Show every line containing "Backbone" by copying it.

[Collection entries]
>> BEGIN
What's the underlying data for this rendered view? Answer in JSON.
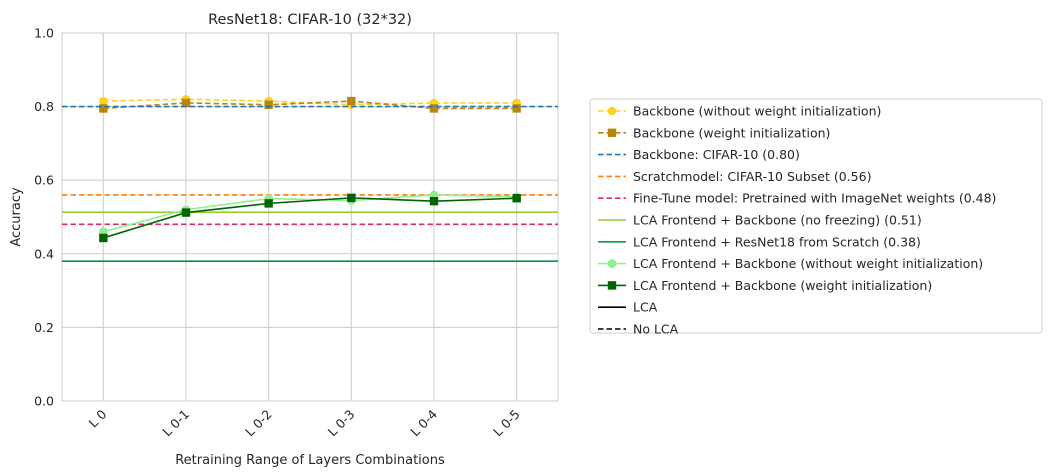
{
  "chart_data": {
    "type": "line",
    "title": "ResNet18: CIFAR-10 (32*32)",
    "xlabel": "Retraining Range of Layers Combinations",
    "ylabel": "Accuracy",
    "categories": [
      "L 0",
      "L 0-1",
      "L 0-2",
      "L 0-3",
      "L 0-4",
      "L 0-5"
    ],
    "ylim": [
      0,
      1
    ],
    "yticks": [
      "0.0",
      "0.2",
      "0.4",
      "0.6",
      "0.8",
      "1.0"
    ],
    "grid": true,
    "legend_position": "right",
    "series": [
      {
        "name": "Backbone (without weight initialization)",
        "kind": "line",
        "values": [
          0.815,
          0.82,
          0.815,
          0.805,
          0.81,
          0.81
        ],
        "color": "#ffd21f",
        "dash": true,
        "marker": "circle"
      },
      {
        "name": "Backbone (weight initialization)",
        "kind": "line",
        "values": [
          0.795,
          0.81,
          0.805,
          0.815,
          0.795,
          0.795
        ],
        "color": "#b8860b",
        "dash": true,
        "marker": "square"
      },
      {
        "name": "Backbone: CIFAR-10 (0.80)",
        "kind": "hline",
        "value": 0.8,
        "color": "#1f77b4",
        "dash": true
      },
      {
        "name": "Scratchmodel: CIFAR-10 Subset (0.56)",
        "kind": "hline",
        "value": 0.56,
        "color": "#ff7f0e",
        "dash": true
      },
      {
        "name": "Fine-Tune model: Pretrained with ImageNet weights (0.48)",
        "kind": "hline",
        "value": 0.48,
        "color": "#d62b6e",
        "dash": true
      },
      {
        "name": "LCA Frontend + Backbone (no freezing) (0.51)",
        "kind": "hline",
        "value": 0.513,
        "color": "#9acd32",
        "dash": false
      },
      {
        "name": "LCA Frontend + ResNet18 from Scratch (0.38)",
        "kind": "hline",
        "value": 0.38,
        "color": "#009944",
        "dash": false
      },
      {
        "name": "LCA Frontend + Backbone (without weight initialization)",
        "kind": "line",
        "values": [
          0.46,
          0.52,
          0.55,
          0.545,
          0.56,
          0.555
        ],
        "color": "#90ee90",
        "dash": false,
        "marker": "circle"
      },
      {
        "name": "LCA Frontend + Backbone (weight initialization)",
        "kind": "line",
        "values": [
          0.443,
          0.512,
          0.537,
          0.552,
          0.543,
          0.551
        ],
        "color": "#006400",
        "dash": false,
        "marker": "square"
      }
    ],
    "style_legend": [
      {
        "name": "LCA",
        "color": "#000000",
        "dash": false
      },
      {
        "name": "No LCA",
        "color": "#000000",
        "dash": true
      }
    ]
  }
}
>> END
Result →
        "name": "Backbone (without weight initialization)",
        "name": "Backbone (weight initialization)",
        "name": "Backbone: CIFAR-10 (0.80)",
        "name": "LCA Frontend + Backbone (no freezing) (0.51)",
        "name": "LCA Frontend + Backbone (without weight initialization)",
        "name": "LCA Frontend + Backbone (weight initialization)",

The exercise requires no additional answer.